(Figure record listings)
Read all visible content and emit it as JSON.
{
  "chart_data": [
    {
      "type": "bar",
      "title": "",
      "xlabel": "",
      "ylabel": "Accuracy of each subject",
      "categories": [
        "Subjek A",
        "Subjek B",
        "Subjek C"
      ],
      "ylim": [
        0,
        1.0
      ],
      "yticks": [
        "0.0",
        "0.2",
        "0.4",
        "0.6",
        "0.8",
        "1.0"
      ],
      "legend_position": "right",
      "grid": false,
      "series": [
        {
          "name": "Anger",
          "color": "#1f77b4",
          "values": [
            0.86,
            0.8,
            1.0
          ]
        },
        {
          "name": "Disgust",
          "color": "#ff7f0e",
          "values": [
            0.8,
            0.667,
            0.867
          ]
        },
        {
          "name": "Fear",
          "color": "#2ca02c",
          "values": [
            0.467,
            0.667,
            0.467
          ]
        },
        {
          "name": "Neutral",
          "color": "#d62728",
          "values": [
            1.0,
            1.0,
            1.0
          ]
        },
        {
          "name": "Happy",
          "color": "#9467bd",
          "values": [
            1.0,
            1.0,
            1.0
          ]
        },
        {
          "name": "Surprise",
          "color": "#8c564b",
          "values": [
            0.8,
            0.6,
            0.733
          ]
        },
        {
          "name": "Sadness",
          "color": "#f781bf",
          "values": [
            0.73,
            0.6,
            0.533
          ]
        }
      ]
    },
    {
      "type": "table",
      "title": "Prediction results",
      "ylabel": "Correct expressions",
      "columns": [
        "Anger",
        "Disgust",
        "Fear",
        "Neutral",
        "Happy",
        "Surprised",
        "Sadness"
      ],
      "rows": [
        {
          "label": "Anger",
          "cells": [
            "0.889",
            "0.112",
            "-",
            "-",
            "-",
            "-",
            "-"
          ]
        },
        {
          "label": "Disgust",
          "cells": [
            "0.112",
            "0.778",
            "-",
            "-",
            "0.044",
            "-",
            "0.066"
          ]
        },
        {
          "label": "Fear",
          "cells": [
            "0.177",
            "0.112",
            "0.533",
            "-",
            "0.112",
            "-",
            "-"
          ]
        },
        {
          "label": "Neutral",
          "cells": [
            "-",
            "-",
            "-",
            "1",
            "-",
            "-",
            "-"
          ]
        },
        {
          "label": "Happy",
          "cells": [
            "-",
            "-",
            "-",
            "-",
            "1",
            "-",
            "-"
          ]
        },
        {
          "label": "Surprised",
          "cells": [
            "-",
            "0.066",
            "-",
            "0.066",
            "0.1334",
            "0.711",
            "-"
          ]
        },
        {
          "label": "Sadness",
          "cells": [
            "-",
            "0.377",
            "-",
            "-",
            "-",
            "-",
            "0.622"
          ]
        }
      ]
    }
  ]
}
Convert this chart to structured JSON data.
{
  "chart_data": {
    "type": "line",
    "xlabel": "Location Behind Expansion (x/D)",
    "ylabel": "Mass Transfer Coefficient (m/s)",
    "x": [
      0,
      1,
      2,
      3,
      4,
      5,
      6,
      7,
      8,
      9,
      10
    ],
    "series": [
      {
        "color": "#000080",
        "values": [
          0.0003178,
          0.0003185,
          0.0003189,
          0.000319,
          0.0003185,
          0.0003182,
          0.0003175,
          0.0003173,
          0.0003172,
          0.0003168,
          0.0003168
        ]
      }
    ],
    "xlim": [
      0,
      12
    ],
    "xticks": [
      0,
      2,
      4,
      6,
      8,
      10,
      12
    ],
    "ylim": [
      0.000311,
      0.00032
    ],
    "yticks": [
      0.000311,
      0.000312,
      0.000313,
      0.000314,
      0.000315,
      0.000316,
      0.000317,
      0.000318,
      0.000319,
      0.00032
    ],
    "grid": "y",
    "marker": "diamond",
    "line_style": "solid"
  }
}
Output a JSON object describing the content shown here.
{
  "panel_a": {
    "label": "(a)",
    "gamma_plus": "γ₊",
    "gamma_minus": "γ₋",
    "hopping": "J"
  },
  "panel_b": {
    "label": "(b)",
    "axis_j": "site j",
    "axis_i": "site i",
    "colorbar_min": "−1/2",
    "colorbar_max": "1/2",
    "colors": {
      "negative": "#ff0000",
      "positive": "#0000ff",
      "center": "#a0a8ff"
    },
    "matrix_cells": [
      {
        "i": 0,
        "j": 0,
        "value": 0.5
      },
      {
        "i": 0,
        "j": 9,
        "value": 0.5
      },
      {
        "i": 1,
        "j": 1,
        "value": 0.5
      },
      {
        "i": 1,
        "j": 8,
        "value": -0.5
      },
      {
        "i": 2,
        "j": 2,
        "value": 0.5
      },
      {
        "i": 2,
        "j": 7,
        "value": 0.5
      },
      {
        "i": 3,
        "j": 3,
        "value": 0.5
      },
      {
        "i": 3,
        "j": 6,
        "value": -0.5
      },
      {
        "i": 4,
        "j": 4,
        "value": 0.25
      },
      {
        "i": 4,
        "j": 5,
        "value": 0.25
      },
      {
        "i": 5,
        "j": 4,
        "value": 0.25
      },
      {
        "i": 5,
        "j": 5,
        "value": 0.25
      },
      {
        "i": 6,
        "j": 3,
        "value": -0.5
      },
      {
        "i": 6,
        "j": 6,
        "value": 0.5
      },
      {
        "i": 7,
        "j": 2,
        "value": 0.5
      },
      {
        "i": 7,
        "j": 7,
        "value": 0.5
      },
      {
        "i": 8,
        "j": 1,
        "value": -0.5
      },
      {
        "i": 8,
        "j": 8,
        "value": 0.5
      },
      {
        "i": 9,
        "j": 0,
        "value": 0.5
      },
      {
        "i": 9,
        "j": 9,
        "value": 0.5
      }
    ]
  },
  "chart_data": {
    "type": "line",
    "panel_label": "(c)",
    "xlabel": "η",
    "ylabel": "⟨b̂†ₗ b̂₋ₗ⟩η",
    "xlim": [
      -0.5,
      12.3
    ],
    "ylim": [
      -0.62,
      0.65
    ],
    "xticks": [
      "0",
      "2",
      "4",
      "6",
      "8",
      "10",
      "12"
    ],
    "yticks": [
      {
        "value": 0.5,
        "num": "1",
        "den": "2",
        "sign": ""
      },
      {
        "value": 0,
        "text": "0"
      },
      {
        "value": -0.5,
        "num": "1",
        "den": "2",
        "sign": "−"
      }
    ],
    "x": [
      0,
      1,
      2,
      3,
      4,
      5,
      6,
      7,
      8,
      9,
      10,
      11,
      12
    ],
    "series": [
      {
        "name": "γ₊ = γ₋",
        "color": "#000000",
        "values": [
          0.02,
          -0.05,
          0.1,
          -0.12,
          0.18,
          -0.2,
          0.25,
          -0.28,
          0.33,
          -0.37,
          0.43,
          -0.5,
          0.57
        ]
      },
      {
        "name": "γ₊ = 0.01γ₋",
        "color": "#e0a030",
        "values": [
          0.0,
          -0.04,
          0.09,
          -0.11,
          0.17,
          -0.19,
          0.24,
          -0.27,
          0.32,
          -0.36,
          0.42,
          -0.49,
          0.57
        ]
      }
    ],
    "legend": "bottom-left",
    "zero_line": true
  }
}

> _GIVEN TASK_: Return every line of the material exactly.

> _ANSWER IN FULL_:
Read all visible content and emit it as JSON.
{
  "chart_data": [
    {
      "type": "bar",
      "title": "",
      "xlabel": "",
      "ylabel": "Accuracy of each subject",
      "categories": [
        "Subjek A",
        "Subjek B",
        "Subjek C"
      ],
      "ylim": [
        0,
        1.0
      ],
      "yticks": [
        "0.0",
        "0.2",
        "0.4",
        "0.6",
        "0.8",
        "1.0"
      ],
      "legend_position": "right",
      "grid": false,
      "series": [
        {
          "name": "Anger",
          "color": "#1f77b4",
          "values": [
            0.86,
            0.8,
            1.0
          ]
        },
        {
          "name": "Disgust",
          "color": "#ff7f0e",
          "values": [
            0.8,
            0.667,
            0.867
          ]
        },
        {
          "name": "Fear",
          "color": "#2ca02c",
          "values": [
            0.467,
            0.667,
            0.467
          ]
        },
        {
          "name": "Neutral",
          "color": "#d62728",
          "values": [
            1.0,
            1.0,
            1.0
          ]
        },
        {
          "name": "Happy",
          "color": "#9467bd",
          "values": [
            1.0,
            1.0,
            1.0
          ]
        },
        {
          "name": "Surprise",
          "color": "#8c564b",
          "values": [
            0.8,
            0.6,
            0.733
          ]
        },
        {
          "name": "Sadness",
          "color": "#f781bf",
          "values": [
            0.73,
            0.6,
            0.533
          ]
        }
      ]
    },
    {
      "type": "table",
      "title": "Prediction results",
      "ylabel": "Correct expressions",
      "columns": [
        "Anger",
        "Disgust",
        "Fear",
        "Neutral",
        "Happy",
        "Surprised",
        "Sadness"
      ],
      "rows": [
        {
          "label": "Anger",
          "cells": [
            "0.889",
            "0.112",
            "-",
            "-",
            "-",
            "-",
            "-"
          ]
        },
        {
          "label": "Disgust",
          "cells": [
            "0.112",
            "0.778",
            "-",
            "-",
            "0.044",
            "-",
            "0.066"
          ]
        },
        {
          "label": "Fear",
          "cells": [
            "0.177",
            "0.112",
            "0.533",
            "-",
            "0.112",
            "-",
            "-"
          ]
        },
        {
          "label": "Neutral",
          "cells": [
            "-",
            "-",
            "-",
            "1",
            "-",
            "-",
            "-"
          ]
        },
        {
          "label": "Happy",
          "cells": [
            "-",
            "-",
            "-",
            "-",
            "1",
            "-",
            "-"
          ]
        },
        {
          "label": "Surprised",
          "cells": [
            "-",
            "0.066",
            "-",
            "0.066",
            "0.1334",
            "0.711",
            "-"
          ]
        },
        {
          "label": "Sadness",
          "cells": [
            "-",
            "0.377",
            "-",
            "-",
            "-",
            "-",
            "0.622"
          ]
        }
      ]
    }
  ]
}
Convert this chart to structured JSON data.
{
  "chart_data": {
    "type": "line",
    "xlabel": "Location Behind Expansion (x/D)",
    "ylabel": "Mass Transfer Coefficient (m/s)",
    "x": [
      0,
      1,
      2,
      3,
      4,
      5,
      6,
      7,
      8,
      9,
      10
    ],
    "series": [
      {
        "color": "#000080",
        "values": [
          0.0003178,
          0.0003185,
          0.0003189,
          0.000319,
          0.0003185,
          0.0003182,
          0.0003175,
          0.0003173,
          0.0003172,
          0.0003168,
          0.0003168
        ]
      }
    ],
    "xlim": [
      0,
      12
    ],
    "xticks": [
      0,
      2,
      4,
      6,
      8,
      10,
      12
    ],
    "ylim": [
      0.000311,
      0.00032
    ],
    "yticks": [
      0.000311,
      0.000312,
      0.000313,
      0.000314,
      0.000315,
      0.000316,
      0.000317,
      0.000318,
      0.000319,
      0.00032
    ],
    "grid": "y",
    "marker": "diamond",
    "line_style": "solid"
  }
}
Output a JSON object describing the content shown here.
{
  "panel_a": {
    "label": "(a)",
    "gamma_plus": "γ₊",
    "gamma_minus": "γ₋",
    "hopping": "J"
  },
  "panel_b": {
    "label": "(b)",
    "axis_j": "site j",
    "axis_i": "site i",
    "colorbar_min": "−1/2",
    "colorbar_max": "1/2",
    "colors": {
      "negative": "#ff0000",
      "positive": "#0000ff",
      "center": "#a0a8ff"
    },
    "matrix_cells": [
      {
        "i": 0,
        "j": 0,
        "value": 0.5
      },
      {
        "i": 0,
        "j": 9,
        "value": 0.5
      },
      {
        "i": 1,
        "j": 1,
        "value": 0.5
      },
      {
        "i": 1,
        "j": 8,
        "value": -0.5
      },
      {
        "i": 2,
        "j": 2,
        "value": 0.5
      },
      {
        "i": 2,
        "j": 7,
        "value": 0.5
      },
      {
        "i": 3,
        "j": 3,
        "value": 0.5
      },
      {
        "i": 3,
        "j": 6,
        "value": -0.5
      },
      {
        "i": 4,
        "j": 4,
        "value": 0.25
      },
      {
        "i": 4,
        "j": 5,
        "value": 0.25
      },
      {
        "i": 5,
        "j": 4,
        "value": 0.25
      },
      {
        "i": 5,
        "j": 5,
        "value": 0.25
      },
      {
        "i": 6,
        "j": 3,
        "value": -0.5
      },
      {
        "i": 6,
        "j": 6,
        "value": 0.5
      },
      {
        "i": 7,
        "j": 2,
        "value": 0.5
      },
      {
        "i": 7,
        "j": 7,
        "value": 0.5
      },
      {
        "i": 8,
        "j": 1,
        "value": -0.5
      },
      {
        "i": 8,
        "j": 8,
        "value": 0.5
      },
      {
        "i": 9,
        "j": 0,
        "value": 0.5
      },
      {
        "i": 9,
        "j": 9,
        "value": 0.5
      }
    ]
  },
  "chart_data": {
    "type": "line",
    "panel_label": "(c)",
    "xlabel": "η",
    "ylabel": "⟨b̂†ₗ b̂₋ₗ⟩η",
    "xlim": [
      -0.5,
      12.3
    ],
    "ylim": [
      -0.62,
      0.65
    ],
    "xticks": [
      "0",
      "2",
      "4",
      "6",
      "8",
      "10",
      "12"
    ],
    "yticks": [
      {
        "value": 0.5,
        "num": "1",
        "den": "2",
        "sign": ""
      },
      {
        "value": 0,
        "text": "0"
      },
      {
        "value": -0.5,
        "num": "1",
        "den": "2",
        "sign": "−"
      }
    ],
    "x": [
      0,
      1,
      2,
      3,
      4,
      5,
      6,
      7,
      8,
      9,
      10,
      11,
      12
    ],
    "series": [
      {
        "name": "γ₊ = γ₋",
        "color": "#000000",
        "values": [
          0.02,
          -0.05,
          0.1,
          -0.12,
          0.18,
          -0.2,
          0.25,
          -0.28,
          0.33,
          -0.37,
          0.43,
          -0.5,
          0.57
        ]
      },
      {
        "name": "γ₊ = 0.01γ₋",
        "color": "#e0a030",
        "values": [
          0.0,
          -0.04,
          0.09,
          -0.11,
          0.17,
          -0.19,
          0.24,
          -0.27,
          0.32,
          -0.36,
          0.42,
          -0.49,
          0.57
        ]
      }
    ],
    "legend": "bottom-left",
    "zero_line": true
  }
}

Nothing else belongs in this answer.